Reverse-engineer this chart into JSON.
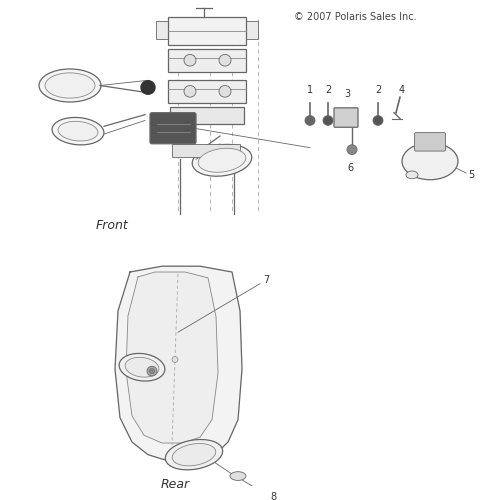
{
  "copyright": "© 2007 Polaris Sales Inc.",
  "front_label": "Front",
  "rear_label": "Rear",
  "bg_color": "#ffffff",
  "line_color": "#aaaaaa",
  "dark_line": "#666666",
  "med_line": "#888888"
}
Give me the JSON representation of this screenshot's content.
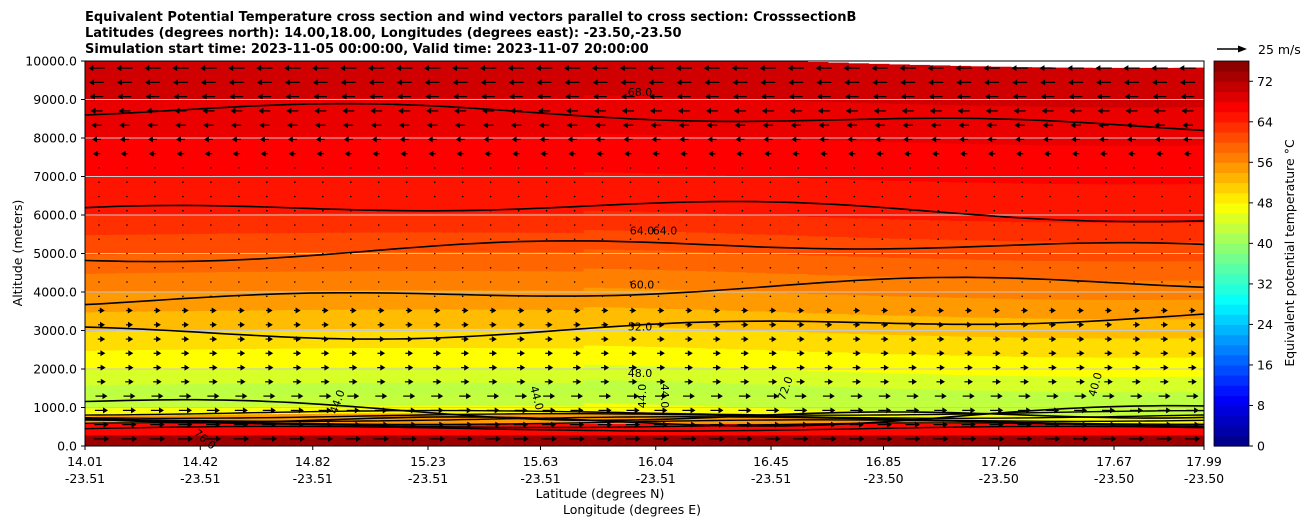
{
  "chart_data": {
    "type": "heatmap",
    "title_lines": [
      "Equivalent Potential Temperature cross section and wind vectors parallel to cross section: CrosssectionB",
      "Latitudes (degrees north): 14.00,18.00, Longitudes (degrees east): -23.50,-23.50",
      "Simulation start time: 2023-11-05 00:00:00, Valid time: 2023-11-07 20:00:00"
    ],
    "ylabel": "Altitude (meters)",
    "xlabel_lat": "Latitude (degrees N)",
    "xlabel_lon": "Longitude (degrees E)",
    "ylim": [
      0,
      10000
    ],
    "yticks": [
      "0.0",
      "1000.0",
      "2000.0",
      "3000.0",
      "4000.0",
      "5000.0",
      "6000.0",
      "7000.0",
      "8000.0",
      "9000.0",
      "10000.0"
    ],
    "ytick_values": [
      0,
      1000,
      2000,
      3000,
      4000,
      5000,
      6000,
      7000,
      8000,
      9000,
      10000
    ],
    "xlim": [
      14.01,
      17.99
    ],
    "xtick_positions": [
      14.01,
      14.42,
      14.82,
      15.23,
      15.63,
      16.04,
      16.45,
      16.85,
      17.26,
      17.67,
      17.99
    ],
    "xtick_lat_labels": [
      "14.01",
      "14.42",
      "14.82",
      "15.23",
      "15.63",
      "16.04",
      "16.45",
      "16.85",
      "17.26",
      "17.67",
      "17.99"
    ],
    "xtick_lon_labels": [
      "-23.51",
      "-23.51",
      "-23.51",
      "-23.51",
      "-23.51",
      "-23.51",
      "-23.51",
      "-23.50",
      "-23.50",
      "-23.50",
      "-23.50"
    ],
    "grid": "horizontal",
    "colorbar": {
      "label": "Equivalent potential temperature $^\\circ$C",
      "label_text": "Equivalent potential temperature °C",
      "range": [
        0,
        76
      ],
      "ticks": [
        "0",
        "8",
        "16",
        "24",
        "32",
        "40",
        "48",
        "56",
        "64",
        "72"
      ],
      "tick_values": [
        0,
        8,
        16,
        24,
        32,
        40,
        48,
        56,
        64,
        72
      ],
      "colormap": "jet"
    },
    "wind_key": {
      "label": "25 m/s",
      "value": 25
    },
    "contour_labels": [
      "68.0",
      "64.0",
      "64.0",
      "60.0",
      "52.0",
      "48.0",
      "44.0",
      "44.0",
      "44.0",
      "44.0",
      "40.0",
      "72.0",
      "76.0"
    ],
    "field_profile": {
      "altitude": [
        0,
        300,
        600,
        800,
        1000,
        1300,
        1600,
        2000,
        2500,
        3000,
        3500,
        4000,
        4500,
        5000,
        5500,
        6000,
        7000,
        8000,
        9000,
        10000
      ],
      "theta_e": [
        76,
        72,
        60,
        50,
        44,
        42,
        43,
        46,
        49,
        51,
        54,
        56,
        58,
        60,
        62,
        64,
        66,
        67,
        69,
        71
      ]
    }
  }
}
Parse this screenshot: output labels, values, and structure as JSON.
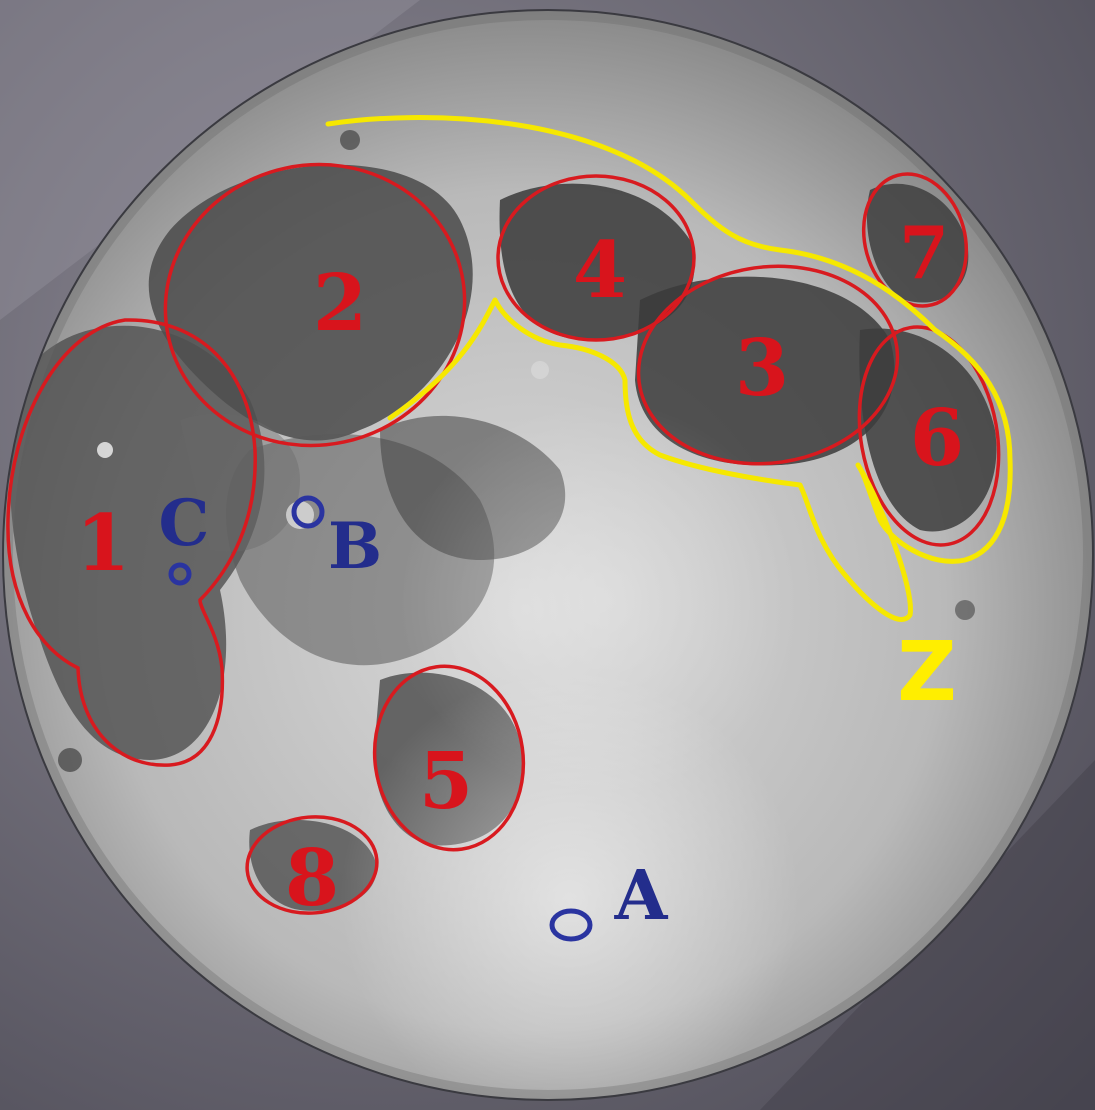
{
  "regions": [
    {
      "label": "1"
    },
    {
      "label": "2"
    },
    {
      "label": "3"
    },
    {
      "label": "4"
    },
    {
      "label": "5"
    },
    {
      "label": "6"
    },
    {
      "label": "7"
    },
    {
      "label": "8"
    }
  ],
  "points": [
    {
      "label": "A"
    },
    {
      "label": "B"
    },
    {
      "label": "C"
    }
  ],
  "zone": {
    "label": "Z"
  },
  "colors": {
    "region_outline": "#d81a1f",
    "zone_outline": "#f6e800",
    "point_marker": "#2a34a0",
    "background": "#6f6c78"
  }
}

## Instruction
Identify the lines in the entries above that contain "JSON", then copy them out.

## Task solution
Reverse-engineer this chart into JSON.
Give me the JSON representation of this screenshot's content.
Parse this screenshot: output labels, values, and structure as JSON.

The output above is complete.